What you are asked to do. Beginning at the line that contains "What does this", transcribe the remaining lines of the listing exactly; include the final line and omit everything before.

[A run of records]
>>
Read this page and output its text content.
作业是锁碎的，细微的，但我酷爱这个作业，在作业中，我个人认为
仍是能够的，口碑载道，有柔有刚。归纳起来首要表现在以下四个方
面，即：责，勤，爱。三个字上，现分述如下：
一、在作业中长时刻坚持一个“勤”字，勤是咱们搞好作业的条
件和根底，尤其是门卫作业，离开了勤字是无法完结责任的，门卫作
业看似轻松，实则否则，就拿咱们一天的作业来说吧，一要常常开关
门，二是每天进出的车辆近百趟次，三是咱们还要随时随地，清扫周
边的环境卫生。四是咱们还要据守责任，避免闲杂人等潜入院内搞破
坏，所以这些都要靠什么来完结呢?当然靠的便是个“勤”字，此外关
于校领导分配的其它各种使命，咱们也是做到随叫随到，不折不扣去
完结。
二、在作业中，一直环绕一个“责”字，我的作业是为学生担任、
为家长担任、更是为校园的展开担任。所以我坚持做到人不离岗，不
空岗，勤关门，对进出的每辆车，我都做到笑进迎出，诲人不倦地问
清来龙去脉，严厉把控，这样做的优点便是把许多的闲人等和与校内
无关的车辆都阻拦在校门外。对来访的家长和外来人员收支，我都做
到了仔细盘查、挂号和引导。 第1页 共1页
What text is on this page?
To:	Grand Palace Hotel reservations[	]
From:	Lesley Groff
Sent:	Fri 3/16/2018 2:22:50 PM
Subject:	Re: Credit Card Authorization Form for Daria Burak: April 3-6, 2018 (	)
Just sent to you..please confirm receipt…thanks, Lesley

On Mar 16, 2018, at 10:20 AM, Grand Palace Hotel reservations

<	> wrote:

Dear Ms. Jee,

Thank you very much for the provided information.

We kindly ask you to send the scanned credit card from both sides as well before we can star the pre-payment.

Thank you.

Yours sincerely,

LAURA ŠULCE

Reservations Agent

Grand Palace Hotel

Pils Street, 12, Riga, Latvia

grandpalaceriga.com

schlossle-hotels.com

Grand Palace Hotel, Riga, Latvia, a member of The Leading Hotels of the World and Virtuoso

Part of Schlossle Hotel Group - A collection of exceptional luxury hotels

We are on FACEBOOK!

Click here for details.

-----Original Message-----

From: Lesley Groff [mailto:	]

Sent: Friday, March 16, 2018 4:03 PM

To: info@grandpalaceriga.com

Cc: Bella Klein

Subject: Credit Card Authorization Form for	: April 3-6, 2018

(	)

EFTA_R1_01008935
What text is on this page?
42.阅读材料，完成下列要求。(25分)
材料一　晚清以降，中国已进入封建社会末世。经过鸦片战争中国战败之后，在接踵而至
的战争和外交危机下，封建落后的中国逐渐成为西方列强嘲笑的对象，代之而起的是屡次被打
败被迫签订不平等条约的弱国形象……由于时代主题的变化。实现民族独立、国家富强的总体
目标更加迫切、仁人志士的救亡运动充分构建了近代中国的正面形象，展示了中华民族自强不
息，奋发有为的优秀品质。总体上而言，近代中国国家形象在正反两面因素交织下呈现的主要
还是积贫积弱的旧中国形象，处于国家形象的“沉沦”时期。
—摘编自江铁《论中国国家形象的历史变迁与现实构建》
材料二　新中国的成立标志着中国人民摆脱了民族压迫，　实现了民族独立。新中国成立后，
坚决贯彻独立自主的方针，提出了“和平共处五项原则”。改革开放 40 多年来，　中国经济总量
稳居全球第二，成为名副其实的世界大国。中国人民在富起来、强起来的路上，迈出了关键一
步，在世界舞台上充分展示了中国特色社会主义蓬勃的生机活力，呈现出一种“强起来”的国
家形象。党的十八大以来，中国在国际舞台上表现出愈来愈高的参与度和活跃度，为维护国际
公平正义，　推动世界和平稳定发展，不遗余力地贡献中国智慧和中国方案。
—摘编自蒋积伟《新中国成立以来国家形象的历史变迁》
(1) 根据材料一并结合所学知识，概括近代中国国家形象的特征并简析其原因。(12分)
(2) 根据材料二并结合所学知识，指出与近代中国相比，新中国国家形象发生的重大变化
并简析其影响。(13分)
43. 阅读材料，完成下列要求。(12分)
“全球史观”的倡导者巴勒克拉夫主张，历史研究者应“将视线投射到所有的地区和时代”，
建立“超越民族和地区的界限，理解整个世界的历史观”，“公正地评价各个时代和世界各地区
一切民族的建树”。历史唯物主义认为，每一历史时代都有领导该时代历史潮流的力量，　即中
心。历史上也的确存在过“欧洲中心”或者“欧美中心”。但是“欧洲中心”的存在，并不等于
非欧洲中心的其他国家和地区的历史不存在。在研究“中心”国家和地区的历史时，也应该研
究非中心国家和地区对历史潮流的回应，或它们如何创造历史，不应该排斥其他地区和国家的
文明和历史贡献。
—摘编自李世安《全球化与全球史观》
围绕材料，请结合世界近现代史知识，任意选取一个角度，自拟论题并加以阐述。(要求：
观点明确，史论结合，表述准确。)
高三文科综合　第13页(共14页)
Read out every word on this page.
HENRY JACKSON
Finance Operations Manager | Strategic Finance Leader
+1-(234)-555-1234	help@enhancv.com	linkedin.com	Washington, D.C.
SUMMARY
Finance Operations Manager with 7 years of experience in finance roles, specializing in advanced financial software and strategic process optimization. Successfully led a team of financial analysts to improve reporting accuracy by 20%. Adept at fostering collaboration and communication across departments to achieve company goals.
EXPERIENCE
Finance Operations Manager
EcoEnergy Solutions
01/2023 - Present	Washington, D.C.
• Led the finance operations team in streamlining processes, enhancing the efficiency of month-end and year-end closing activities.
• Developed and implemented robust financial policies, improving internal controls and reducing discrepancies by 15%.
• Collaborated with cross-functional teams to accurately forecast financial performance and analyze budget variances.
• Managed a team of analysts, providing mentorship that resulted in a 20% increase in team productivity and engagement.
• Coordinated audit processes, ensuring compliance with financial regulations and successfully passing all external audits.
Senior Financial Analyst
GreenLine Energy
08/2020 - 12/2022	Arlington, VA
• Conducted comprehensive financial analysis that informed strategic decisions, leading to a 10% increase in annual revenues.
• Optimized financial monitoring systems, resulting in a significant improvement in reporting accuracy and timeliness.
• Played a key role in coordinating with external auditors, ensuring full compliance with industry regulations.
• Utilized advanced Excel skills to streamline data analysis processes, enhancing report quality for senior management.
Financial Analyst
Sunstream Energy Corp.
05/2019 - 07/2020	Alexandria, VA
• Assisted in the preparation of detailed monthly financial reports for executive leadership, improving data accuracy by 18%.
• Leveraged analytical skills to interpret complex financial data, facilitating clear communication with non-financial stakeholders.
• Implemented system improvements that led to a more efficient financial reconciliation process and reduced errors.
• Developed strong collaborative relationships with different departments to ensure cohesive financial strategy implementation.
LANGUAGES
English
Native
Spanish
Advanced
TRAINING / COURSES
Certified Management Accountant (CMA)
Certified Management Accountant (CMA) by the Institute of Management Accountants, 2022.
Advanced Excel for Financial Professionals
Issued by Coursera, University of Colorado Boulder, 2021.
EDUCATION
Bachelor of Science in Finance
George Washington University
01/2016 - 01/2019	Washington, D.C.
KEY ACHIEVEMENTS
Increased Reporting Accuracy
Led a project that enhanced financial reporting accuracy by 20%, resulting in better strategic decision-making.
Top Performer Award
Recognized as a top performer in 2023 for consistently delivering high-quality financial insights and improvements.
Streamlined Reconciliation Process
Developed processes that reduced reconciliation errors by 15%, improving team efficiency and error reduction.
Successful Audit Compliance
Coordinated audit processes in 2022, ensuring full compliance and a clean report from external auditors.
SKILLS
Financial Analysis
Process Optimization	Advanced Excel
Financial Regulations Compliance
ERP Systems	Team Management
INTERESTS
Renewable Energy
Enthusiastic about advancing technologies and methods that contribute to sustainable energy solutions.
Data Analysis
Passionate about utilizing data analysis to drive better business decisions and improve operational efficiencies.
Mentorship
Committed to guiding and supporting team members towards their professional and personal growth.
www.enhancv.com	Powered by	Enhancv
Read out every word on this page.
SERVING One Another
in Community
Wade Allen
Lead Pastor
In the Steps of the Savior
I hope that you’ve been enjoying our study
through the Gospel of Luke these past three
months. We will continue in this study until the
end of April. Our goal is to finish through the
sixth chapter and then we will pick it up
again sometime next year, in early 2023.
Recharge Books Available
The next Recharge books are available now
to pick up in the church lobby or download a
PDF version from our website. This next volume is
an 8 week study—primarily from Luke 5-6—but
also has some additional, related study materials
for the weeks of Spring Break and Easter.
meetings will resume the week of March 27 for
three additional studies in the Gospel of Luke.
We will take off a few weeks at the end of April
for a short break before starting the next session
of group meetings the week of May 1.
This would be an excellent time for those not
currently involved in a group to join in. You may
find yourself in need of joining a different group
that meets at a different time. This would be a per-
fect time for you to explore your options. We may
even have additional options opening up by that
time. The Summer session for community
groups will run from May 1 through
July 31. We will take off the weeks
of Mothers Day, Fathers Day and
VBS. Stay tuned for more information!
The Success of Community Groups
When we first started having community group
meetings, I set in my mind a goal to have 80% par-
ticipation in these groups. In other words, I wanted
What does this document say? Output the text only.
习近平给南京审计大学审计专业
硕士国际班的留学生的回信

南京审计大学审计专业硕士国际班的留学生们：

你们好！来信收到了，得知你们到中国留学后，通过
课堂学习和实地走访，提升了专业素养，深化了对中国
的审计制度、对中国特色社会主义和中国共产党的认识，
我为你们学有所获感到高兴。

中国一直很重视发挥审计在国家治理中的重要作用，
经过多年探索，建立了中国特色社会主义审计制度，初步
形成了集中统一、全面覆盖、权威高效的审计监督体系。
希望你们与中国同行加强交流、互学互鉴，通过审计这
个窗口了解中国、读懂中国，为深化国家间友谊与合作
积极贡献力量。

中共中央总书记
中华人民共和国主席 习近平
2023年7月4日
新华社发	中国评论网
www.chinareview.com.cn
<<
Correct result.
What does this document say? Output the text only.
习近平给南京审计大学审计专业
硕士国际班的留学生的回信

南京审计大学审计专业硕士国际班的留学生们：

你们好！来信收到了，得知你们到中国留学后，通过
课堂学习和实地走访，提升了专业素养，深化了对中国
的审计制度、对中国特色社会主义和中国共产党的认识，
我为你们学有所获感到高兴。

中国一直很重视发挥审计在国家治理中的重要作用，
经过多年探索，建立了中国特色社会主义审计制度，初步
形成了集中统一、全面覆盖、权威高效的审计监督体系。
希望你们与中国同行加强交流、互学互鉴，通过审计这
个窗口了解中国、读懂中国，为深化国家间友谊与合作
积极贡献力量。

中共中央总书记
中华人民共和国主席 习近平
2023年7月4日
新华社发	中国评论网
www.chinareview.com.cn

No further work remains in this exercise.